What is required: Return the whole listing exactly as it stands.

Task inputs:
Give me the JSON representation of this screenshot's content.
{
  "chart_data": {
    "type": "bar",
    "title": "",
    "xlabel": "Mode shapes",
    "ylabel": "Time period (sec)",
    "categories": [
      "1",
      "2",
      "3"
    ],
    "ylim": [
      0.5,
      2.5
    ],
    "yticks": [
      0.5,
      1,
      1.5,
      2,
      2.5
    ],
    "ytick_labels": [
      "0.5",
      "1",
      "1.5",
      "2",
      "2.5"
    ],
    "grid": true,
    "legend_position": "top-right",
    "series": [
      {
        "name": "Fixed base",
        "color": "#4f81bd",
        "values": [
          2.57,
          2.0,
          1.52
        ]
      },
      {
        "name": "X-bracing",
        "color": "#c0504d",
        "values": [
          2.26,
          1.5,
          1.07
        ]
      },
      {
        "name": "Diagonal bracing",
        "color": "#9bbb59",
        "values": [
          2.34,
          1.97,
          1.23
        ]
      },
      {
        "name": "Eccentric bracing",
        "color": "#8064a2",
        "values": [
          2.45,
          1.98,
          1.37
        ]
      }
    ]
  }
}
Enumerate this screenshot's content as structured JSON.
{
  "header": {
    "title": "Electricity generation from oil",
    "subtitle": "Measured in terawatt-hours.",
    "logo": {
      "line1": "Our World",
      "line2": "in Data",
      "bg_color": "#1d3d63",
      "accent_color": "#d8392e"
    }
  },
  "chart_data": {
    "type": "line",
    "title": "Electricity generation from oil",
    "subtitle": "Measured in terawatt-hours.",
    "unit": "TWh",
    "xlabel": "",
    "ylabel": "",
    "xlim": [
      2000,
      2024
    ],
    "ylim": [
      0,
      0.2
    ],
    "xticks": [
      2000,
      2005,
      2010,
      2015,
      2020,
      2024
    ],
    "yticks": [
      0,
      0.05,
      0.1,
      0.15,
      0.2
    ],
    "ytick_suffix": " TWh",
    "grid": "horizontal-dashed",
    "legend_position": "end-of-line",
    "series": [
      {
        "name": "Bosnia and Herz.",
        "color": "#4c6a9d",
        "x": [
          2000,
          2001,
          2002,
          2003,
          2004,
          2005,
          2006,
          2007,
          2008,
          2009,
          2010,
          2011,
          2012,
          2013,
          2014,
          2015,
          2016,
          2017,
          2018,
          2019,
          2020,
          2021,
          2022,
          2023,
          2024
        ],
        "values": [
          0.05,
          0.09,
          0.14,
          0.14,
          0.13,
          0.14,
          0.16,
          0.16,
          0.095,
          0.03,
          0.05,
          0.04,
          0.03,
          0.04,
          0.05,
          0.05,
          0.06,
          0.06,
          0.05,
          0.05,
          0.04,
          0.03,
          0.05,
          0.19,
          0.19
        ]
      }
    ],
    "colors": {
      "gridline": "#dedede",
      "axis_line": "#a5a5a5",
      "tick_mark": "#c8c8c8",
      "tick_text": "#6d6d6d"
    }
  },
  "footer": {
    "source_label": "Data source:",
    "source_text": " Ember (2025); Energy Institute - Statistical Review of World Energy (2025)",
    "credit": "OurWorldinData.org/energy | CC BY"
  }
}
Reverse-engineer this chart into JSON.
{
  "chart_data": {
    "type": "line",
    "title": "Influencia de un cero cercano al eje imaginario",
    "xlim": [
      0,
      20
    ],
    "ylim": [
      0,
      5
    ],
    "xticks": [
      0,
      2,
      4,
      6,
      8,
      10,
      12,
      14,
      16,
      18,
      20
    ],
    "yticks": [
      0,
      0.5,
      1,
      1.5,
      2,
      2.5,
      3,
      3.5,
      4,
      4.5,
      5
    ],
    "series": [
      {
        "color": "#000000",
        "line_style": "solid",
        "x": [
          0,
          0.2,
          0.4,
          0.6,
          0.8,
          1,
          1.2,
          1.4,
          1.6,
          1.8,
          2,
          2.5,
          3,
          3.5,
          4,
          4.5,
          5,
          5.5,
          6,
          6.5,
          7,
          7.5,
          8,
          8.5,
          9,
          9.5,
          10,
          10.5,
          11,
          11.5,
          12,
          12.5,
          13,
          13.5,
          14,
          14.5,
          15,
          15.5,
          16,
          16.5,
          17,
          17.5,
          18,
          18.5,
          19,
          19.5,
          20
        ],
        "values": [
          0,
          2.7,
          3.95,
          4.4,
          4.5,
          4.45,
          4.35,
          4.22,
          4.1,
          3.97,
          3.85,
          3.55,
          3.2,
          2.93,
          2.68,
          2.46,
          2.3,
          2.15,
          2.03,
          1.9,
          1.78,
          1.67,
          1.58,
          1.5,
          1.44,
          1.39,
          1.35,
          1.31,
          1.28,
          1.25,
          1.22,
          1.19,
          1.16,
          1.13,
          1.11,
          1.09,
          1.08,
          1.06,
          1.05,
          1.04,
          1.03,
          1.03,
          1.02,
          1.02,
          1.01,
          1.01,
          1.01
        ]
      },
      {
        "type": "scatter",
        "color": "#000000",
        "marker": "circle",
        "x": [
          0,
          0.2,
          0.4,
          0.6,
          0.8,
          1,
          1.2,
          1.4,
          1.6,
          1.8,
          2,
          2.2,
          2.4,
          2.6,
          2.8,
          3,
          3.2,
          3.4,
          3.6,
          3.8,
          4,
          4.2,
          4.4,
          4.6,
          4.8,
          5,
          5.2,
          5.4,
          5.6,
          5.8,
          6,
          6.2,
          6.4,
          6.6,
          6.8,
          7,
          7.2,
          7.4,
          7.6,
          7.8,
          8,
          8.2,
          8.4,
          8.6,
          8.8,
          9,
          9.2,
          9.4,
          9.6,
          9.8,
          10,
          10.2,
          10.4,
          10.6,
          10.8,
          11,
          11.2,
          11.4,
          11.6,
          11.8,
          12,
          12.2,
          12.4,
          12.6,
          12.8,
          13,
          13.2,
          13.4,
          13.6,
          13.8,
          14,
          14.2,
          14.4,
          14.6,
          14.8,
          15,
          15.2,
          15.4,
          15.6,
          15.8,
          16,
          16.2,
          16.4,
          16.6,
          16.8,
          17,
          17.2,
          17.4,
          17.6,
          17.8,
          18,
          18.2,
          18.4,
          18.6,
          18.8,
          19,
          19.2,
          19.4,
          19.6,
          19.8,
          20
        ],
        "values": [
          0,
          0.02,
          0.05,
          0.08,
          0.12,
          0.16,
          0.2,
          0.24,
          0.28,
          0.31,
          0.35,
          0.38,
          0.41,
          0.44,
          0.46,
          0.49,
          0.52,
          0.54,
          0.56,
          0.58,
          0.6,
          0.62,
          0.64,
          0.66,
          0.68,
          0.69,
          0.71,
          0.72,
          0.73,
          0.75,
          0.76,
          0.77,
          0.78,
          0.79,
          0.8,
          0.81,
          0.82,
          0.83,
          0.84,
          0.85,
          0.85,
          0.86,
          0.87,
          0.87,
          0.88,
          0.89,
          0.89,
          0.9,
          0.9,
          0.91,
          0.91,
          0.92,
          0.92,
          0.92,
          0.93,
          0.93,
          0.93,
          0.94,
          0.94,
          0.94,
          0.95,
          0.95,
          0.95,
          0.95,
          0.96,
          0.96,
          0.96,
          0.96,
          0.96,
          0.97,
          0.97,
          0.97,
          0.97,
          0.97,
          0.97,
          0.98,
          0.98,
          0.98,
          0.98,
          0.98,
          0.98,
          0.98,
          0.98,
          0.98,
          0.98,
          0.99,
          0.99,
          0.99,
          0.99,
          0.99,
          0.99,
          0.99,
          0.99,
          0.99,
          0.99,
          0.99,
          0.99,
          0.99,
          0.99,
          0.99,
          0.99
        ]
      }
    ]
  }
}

Solution:
Give me the JSON representation of this screenshot's content.
{
  "chart_data": {
    "type": "bar",
    "title": "",
    "xlabel": "Mode shapes",
    "ylabel": "Time period (sec)",
    "categories": [
      "1",
      "2",
      "3"
    ],
    "ylim": [
      0.5,
      2.5
    ],
    "yticks": [
      0.5,
      1,
      1.5,
      2,
      2.5
    ],
    "ytick_labels": [
      "0.5",
      "1",
      "1.5",
      "2",
      "2.5"
    ],
    "grid": true,
    "legend_position": "top-right",
    "series": [
      {
        "name": "Fixed base",
        "color": "#4f81bd",
        "values": [
          2.57,
          2.0,
          1.52
        ]
      },
      {
        "name": "X-bracing",
        "color": "#c0504d",
        "values": [
          2.26,
          1.5,
          1.07
        ]
      },
      {
        "name": "Diagonal bracing",
        "color": "#9bbb59",
        "values": [
          2.34,
          1.97,
          1.23
        ]
      },
      {
        "name": "Eccentric bracing",
        "color": "#8064a2",
        "values": [
          2.45,
          1.98,
          1.37
        ]
      }
    ]
  }
}
Enumerate this screenshot's content as structured JSON.
{
  "header": {
    "title": "Electricity generation from oil",
    "subtitle": "Measured in terawatt-hours.",
    "logo": {
      "line1": "Our World",
      "line2": "in Data",
      "bg_color": "#1d3d63",
      "accent_color": "#d8392e"
    }
  },
  "chart_data": {
    "type": "line",
    "title": "Electricity generation from oil",
    "subtitle": "Measured in terawatt-hours.",
    "unit": "TWh",
    "xlabel": "",
    "ylabel": "",
    "xlim": [
      2000,
      2024
    ],
    "ylim": [
      0,
      0.2
    ],
    "xticks": [
      2000,
      2005,
      2010,
      2015,
      2020,
      2024
    ],
    "yticks": [
      0,
      0.05,
      0.1,
      0.15,
      0.2
    ],
    "ytick_suffix": " TWh",
    "grid": "horizontal-dashed",
    "legend_position": "end-of-line",
    "series": [
      {
        "name": "Bosnia and Herz.",
        "color": "#4c6a9d",
        "x": [
          2000,
          2001,
          2002,
          2003,
          2004,
          2005,
          2006,
          2007,
          2008,
          2009,
          2010,
          2011,
          2012,
          2013,
          2014,
          2015,
          2016,
          2017,
          2018,
          2019,
          2020,
          2021,
          2022,
          2023,
          2024
        ],
        "values": [
          0.05,
          0.09,
          0.14,
          0.14,
          0.13,
          0.14,
          0.16,
          0.16,
          0.095,
          0.03,
          0.05,
          0.04,
          0.03,
          0.04,
          0.05,
          0.05,
          0.06,
          0.06,
          0.05,
          0.05,
          0.04,
          0.03,
          0.05,
          0.19,
          0.19
        ]
      }
    ],
    "colors": {
      "gridline": "#dedede",
      "axis_line": "#a5a5a5",
      "tick_mark": "#c8c8c8",
      "tick_text": "#6d6d6d"
    }
  },
  "footer": {
    "source_label": "Data source:",
    "source_text": " Ember (2025); Energy Institute - Statistical Review of World Energy (2025)",
    "credit": "OurWorldinData.org/energy | CC BY"
  }
}
Reverse-engineer this chart into JSON.
{
  "chart_data": {
    "type": "line",
    "title": "Influencia de un cero cercano al eje imaginario",
    "xlim": [
      0,
      20
    ],
    "ylim": [
      0,
      5
    ],
    "xticks": [
      0,
      2,
      4,
      6,
      8,
      10,
      12,
      14,
      16,
      18,
      20
    ],
    "yticks": [
      0,
      0.5,
      1,
      1.5,
      2,
      2.5,
      3,
      3.5,
      4,
      4.5,
      5
    ],
    "series": [
      {
        "color": "#000000",
        "line_style": "solid",
        "x": [
          0,
          0.2,
          0.4,
          0.6,
          0.8,
          1,
          1.2,
          1.4,
          1.6,
          1.8,
          2,
          2.5,
          3,
          3.5,
          4,
          4.5,
          5,
          5.5,
          6,
          6.5,
          7,
          7.5,
          8,
          8.5,
          9,
          9.5,
          10,
          10.5,
          11,
          11.5,
          12,
          12.5,
          13,
          13.5,
          14,
          14.5,
          15,
          15.5,
          16,
          16.5,
          17,
          17.5,
          18,
          18.5,
          19,
          19.5,
          20
        ],
        "values": [
          0,
          2.7,
          3.95,
          4.4,
          4.5,
          4.45,
          4.35,
          4.22,
          4.1,
          3.97,
          3.85,
          3.55,
          3.2,
          2.93,
          2.68,
          2.46,
          2.3,
          2.15,
          2.03,
          1.9,
          1.78,
          1.67,
          1.58,
          1.5,
          1.44,
          1.39,
          1.35,
          1.31,
          1.28,
          1.25,
          1.22,
          1.19,
          1.16,
          1.13,
          1.11,
          1.09,
          1.08,
          1.06,
          1.05,
          1.04,
          1.03,
          1.03,
          1.02,
          1.02,
          1.01,
          1.01,
          1.01
        ]
      },
      {
        "type": "scatter",
        "color": "#000000",
        "marker": "circle",
        "x": [
          0,
          0.2,
          0.4,
          0.6,
          0.8,
          1,
          1.2,
          1.4,
          1.6,
          1.8,
          2,
          2.2,
          2.4,
          2.6,
          2.8,
          3,
          3.2,
          3.4,
          3.6,
          3.8,
          4,
          4.2,
          4.4,
          4.6,
          4.8,
          5,
          5.2,
          5.4,
          5.6,
          5.8,
          6,
          6.2,
          6.4,
          6.6,
          6.8,
          7,
          7.2,
          7.4,
          7.6,
          7.8,
          8,
          8.2,
          8.4,
          8.6,
          8.8,
          9,
          9.2,
          9.4,
          9.6,
          9.8,
          10,
          10.2,
          10.4,
          10.6,
          10.8,
          11,
          11.2,
          11.4,
          11.6,
          11.8,
          12,
          12.2,
          12.4,
          12.6,
          12.8,
          13,
          13.2,
          13.4,
          13.6,
          13.8,
          14,
          14.2,
          14.4,
          14.6,
          14.8,
          15,
          15.2,
          15.4,
          15.6,
          15.8,
          16,
          16.2,
          16.4,
          16.6,
          16.8,
          17,
          17.2,
          17.4,
          17.6,
          17.8,
          18,
          18.2,
          18.4,
          18.6,
          18.8,
          19,
          19.2,
          19.4,
          19.6,
          19.8,
          20
        ],
        "values": [
          0,
          0.02,
          0.05,
          0.08,
          0.12,
          0.16,
          0.2,
          0.24,
          0.28,
          0.31,
          0.35,
          0.38,
          0.41,
          0.44,
          0.46,
          0.49,
          0.52,
          0.54,
          0.56,
          0.58,
          0.6,
          0.62,
          0.64,
          0.66,
          0.68,
          0.69,
          0.71,
          0.72,
          0.73,
          0.75,
          0.76,
          0.77,
          0.78,
          0.79,
          0.8,
          0.81,
          0.82,
          0.83,
          0.84,
          0.85,
          0.85,
          0.86,
          0.87,
          0.87,
          0.88,
          0.89,
          0.89,
          0.9,
          0.9,
          0.91,
          0.91,
          0.92,
          0.92,
          0.92,
          0.93,
          0.93,
          0.93,
          0.94,
          0.94,
          0.94,
          0.95,
          0.95,
          0.95,
          0.95,
          0.96,
          0.96,
          0.96,
          0.96,
          0.96,
          0.97,
          0.97,
          0.97,
          0.97,
          0.97,
          0.97,
          0.98,
          0.98,
          0.98,
          0.98,
          0.98,
          0.98,
          0.98,
          0.98,
          0.98,
          0.98,
          0.99,
          0.99,
          0.99,
          0.99,
          0.99,
          0.99,
          0.99,
          0.99,
          0.99,
          0.99,
          0.99,
          0.99,
          0.99,
          0.99,
          0.99,
          0.99
        ]
      }
    ]
  }
}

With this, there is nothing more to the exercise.